> [DESCRIPTION OF THE TASK]:
Extract the listing in its entirety, keeping each line identical to the original.

**** DATA IN THIS EXERCISE

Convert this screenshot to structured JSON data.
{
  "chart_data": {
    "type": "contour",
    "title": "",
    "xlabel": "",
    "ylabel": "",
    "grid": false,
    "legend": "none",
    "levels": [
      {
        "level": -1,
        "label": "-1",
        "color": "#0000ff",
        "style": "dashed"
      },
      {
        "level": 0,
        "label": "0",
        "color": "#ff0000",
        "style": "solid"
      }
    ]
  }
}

********

> [RESULT FOR THIS EXERCISE]:
Convert this screenshot to structured JSON data.
{
  "chart_data": {
    "type": "contour",
    "title": "",
    "xlabel": "",
    "ylabel": "",
    "grid": false,
    "legend": "none",
    "levels": [
      {
        "level": -1,
        "label": "-1",
        "color": "#0000ff",
        "style": "dashed"
      },
      {
        "level": 0,
        "label": "0",
        "color": "#ff0000",
        "style": "solid"
      }
    ]
  }
}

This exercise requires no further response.